* **DIRECTION**:
Find the word "java" in the data. Return every line where it appears.

* **RECORDED DATA**:
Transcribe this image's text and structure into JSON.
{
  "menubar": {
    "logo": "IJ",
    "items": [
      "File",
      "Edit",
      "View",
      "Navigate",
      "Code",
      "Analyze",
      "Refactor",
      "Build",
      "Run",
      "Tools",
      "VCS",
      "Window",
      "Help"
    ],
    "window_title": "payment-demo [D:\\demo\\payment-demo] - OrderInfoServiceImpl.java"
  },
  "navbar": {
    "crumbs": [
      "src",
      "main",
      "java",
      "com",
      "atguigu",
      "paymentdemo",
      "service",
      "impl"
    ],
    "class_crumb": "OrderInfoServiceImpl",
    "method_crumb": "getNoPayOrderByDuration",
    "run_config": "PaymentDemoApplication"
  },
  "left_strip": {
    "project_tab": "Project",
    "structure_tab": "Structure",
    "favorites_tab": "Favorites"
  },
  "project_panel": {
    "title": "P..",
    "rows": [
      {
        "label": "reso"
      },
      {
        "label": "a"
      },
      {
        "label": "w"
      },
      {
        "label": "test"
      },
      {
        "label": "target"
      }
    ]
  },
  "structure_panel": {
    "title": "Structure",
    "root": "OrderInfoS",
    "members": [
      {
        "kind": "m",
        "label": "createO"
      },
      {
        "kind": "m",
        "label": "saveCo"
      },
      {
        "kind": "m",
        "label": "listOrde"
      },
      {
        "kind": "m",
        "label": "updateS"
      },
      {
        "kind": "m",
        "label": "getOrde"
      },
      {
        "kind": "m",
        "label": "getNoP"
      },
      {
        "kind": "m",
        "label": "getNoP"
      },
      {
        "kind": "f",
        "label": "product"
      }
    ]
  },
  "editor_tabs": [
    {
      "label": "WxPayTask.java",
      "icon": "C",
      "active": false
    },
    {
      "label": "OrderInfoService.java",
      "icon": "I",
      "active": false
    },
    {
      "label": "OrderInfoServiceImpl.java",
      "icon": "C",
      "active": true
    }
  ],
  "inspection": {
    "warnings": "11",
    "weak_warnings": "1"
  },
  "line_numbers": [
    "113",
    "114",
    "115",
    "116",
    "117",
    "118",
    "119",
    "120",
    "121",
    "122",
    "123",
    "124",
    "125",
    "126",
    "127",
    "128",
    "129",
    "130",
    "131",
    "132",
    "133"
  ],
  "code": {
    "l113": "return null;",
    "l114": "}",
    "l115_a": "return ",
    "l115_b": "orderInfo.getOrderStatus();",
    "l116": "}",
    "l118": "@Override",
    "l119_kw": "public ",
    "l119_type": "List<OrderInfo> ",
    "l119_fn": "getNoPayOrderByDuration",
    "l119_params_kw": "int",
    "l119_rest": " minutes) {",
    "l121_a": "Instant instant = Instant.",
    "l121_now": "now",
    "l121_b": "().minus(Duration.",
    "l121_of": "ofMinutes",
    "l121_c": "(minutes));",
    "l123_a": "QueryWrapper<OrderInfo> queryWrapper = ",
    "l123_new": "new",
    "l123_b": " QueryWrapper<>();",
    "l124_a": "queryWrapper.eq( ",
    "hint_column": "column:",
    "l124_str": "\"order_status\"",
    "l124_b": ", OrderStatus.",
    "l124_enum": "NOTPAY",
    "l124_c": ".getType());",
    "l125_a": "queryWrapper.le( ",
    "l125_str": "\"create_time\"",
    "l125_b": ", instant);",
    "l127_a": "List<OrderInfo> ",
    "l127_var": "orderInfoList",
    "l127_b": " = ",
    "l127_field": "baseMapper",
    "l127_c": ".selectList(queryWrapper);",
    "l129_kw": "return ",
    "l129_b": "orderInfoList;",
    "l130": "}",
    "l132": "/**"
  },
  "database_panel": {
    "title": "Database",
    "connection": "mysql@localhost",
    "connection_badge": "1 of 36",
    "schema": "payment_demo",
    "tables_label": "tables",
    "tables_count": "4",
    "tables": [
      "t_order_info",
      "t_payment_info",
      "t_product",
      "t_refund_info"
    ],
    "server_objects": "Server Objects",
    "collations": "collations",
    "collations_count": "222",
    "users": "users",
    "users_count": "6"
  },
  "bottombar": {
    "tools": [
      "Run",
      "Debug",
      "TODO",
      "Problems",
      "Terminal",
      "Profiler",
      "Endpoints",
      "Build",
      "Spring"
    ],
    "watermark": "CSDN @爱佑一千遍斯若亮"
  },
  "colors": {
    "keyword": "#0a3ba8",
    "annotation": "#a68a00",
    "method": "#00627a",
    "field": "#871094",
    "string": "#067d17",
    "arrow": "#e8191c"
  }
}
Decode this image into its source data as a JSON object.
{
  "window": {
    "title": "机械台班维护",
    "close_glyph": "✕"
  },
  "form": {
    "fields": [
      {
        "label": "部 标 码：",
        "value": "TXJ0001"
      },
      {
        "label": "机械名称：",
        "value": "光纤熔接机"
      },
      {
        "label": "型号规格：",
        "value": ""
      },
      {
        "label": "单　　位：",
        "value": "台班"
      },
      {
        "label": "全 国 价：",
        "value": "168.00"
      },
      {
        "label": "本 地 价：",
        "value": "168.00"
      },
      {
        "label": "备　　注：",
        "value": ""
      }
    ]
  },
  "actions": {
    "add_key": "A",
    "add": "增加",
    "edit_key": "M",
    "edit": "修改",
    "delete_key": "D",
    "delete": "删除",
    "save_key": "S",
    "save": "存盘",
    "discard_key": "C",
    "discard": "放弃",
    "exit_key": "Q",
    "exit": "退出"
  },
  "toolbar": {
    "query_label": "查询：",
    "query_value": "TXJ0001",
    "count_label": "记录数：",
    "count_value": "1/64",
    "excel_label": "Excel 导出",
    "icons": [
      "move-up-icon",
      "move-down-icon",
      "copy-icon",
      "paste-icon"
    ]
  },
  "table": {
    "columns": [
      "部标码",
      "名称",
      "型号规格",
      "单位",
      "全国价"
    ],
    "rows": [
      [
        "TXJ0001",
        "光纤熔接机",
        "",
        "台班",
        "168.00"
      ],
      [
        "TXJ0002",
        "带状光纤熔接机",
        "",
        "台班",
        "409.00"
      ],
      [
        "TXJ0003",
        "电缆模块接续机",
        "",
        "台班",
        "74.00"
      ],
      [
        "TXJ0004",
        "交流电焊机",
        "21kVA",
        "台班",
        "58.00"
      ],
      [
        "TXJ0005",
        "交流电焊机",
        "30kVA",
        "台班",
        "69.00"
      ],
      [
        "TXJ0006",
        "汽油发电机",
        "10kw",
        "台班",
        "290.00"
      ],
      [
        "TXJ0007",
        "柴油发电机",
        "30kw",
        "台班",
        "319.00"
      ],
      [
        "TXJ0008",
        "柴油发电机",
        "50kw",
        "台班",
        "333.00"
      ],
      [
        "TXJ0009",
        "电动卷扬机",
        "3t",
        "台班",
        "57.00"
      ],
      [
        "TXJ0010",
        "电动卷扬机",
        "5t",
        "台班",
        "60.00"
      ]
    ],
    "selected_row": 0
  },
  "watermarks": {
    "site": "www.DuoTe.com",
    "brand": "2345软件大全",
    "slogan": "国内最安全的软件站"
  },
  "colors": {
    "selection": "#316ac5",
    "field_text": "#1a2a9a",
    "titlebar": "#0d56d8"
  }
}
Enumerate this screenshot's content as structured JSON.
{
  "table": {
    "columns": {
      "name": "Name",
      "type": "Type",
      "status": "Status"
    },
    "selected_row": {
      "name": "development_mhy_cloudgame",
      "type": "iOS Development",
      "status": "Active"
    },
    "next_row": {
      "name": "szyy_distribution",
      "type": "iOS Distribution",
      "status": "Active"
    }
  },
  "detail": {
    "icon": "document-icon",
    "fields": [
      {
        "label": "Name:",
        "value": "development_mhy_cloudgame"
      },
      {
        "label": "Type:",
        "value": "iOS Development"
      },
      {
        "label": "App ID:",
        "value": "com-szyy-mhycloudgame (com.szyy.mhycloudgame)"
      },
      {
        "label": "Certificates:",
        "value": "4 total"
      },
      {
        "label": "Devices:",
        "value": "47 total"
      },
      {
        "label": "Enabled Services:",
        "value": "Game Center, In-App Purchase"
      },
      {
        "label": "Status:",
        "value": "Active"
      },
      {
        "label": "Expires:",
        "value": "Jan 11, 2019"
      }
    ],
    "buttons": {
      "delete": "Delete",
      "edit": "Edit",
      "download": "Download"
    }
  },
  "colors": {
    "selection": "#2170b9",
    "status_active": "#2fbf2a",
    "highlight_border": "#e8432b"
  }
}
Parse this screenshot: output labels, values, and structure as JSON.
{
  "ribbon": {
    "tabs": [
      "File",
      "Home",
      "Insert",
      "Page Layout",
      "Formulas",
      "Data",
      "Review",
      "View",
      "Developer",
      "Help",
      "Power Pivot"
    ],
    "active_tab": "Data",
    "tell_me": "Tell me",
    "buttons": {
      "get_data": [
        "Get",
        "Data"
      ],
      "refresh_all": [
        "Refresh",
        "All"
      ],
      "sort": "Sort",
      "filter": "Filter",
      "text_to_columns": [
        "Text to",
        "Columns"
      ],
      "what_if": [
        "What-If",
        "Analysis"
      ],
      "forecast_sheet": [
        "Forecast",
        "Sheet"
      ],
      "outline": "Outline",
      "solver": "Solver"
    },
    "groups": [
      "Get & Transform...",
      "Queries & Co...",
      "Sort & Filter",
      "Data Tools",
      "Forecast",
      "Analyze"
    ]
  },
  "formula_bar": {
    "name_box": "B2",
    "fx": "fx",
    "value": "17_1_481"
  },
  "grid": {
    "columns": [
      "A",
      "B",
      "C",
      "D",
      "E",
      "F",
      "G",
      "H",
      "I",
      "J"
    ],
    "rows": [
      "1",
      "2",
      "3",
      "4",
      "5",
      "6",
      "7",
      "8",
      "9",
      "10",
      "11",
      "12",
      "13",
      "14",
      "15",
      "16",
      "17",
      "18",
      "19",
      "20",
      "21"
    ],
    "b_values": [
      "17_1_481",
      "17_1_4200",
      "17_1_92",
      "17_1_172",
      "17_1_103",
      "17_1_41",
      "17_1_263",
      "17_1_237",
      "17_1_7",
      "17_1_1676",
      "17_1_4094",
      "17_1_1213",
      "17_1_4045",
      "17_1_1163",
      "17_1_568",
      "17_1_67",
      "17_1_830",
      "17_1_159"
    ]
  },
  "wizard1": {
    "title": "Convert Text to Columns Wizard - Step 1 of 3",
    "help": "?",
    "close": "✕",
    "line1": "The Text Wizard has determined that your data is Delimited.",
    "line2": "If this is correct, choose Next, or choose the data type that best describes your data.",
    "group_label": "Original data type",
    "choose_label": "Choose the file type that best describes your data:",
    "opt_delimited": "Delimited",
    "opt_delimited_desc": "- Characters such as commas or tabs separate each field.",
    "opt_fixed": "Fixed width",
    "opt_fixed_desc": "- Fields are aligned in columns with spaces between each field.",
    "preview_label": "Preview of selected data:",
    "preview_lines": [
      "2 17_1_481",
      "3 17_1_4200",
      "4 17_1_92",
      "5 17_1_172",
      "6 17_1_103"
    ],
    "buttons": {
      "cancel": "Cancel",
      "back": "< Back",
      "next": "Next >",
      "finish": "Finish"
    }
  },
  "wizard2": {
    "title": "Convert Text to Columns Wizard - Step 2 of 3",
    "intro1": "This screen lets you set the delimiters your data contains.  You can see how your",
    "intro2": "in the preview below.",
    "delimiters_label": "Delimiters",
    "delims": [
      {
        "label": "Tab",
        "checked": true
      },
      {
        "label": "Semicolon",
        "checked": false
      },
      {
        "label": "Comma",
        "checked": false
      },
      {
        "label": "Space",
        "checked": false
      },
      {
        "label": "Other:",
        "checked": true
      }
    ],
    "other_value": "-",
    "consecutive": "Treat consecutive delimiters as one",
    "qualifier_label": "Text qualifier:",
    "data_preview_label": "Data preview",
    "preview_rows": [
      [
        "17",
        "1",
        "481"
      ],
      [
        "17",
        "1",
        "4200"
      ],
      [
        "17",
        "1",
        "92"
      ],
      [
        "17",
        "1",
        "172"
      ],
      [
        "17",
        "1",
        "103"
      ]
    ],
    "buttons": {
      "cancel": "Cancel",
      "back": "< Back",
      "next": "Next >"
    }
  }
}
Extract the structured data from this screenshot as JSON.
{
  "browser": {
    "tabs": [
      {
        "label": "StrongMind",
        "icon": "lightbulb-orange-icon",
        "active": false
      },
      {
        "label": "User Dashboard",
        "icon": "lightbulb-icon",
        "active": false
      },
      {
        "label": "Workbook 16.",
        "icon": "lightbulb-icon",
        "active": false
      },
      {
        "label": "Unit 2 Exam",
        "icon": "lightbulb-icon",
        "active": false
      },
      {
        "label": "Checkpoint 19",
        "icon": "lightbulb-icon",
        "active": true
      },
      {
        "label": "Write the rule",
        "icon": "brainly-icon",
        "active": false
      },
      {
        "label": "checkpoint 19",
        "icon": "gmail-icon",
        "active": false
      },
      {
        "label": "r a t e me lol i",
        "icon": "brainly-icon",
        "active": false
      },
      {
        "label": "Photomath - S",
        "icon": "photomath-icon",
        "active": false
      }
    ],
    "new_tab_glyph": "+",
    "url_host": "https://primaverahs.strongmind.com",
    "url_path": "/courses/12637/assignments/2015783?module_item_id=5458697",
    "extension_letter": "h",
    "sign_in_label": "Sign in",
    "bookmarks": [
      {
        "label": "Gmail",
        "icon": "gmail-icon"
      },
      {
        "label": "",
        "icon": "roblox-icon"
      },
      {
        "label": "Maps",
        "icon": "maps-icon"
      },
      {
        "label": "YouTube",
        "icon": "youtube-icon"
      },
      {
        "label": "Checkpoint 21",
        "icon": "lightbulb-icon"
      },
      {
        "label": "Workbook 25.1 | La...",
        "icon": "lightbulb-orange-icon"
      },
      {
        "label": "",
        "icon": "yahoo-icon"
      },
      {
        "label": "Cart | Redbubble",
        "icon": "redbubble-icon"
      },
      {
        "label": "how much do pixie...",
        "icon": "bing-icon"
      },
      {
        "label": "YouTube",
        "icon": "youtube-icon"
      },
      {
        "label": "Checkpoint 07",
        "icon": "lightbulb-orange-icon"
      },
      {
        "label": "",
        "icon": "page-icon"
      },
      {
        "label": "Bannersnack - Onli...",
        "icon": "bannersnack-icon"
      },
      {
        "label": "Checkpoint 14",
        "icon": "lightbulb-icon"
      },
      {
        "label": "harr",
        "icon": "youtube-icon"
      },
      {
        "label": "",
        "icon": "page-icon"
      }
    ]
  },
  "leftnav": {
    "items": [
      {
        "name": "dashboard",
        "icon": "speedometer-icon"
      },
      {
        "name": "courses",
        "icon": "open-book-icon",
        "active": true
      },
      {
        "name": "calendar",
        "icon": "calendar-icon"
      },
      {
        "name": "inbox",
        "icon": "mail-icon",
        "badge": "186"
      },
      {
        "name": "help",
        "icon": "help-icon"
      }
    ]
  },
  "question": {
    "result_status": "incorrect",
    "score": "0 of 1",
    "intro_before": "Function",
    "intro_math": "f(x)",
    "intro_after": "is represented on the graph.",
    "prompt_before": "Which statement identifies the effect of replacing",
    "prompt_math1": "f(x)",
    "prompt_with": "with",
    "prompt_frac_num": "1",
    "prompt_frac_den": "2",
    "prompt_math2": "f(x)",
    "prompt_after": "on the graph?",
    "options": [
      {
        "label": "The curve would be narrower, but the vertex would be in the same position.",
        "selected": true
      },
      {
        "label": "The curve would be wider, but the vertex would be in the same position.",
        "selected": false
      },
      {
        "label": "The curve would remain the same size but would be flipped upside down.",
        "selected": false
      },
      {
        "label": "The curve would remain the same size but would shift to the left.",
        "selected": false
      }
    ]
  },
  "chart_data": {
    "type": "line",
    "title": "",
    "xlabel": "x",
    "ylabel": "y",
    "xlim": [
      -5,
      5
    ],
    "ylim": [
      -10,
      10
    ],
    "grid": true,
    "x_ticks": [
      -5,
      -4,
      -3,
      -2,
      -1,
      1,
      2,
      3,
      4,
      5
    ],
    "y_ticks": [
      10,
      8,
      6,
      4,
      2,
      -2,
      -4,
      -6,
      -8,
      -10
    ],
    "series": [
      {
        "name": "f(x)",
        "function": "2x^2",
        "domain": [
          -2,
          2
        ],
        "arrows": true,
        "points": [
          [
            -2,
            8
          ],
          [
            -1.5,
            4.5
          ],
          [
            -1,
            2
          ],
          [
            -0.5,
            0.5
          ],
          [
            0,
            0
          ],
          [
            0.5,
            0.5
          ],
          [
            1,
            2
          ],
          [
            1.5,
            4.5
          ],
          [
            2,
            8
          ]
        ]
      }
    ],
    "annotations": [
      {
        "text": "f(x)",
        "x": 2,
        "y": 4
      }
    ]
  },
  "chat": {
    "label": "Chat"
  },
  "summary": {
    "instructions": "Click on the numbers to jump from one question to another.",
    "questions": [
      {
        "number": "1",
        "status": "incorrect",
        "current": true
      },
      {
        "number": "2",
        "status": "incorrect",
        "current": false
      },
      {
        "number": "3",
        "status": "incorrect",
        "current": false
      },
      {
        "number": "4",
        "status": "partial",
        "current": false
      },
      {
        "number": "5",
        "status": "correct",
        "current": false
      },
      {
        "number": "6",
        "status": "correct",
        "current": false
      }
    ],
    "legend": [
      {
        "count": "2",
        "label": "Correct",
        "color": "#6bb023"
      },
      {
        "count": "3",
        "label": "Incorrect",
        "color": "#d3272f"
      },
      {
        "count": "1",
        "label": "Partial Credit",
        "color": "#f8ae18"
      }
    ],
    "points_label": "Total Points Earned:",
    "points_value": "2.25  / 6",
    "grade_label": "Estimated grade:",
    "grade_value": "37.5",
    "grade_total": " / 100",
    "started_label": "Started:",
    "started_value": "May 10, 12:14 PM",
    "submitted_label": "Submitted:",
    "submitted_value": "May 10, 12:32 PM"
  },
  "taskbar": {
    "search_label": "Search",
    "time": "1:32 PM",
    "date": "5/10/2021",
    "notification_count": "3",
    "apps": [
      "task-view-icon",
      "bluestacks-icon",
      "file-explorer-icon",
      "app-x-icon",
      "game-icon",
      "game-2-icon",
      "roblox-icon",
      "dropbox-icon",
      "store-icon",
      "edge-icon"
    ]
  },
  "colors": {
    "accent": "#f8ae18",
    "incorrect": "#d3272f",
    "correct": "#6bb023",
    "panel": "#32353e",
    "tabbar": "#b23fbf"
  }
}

* **THE RESULT**:
    "window_title": "payment-demo [D:\\demo\\payment-demo] - OrderInfoServiceImpl.java"
      "java",
      "label": "WxPayTask.java",
      "label": "OrderInfoService.java",
      "label": "OrderInfoServiceImpl.java",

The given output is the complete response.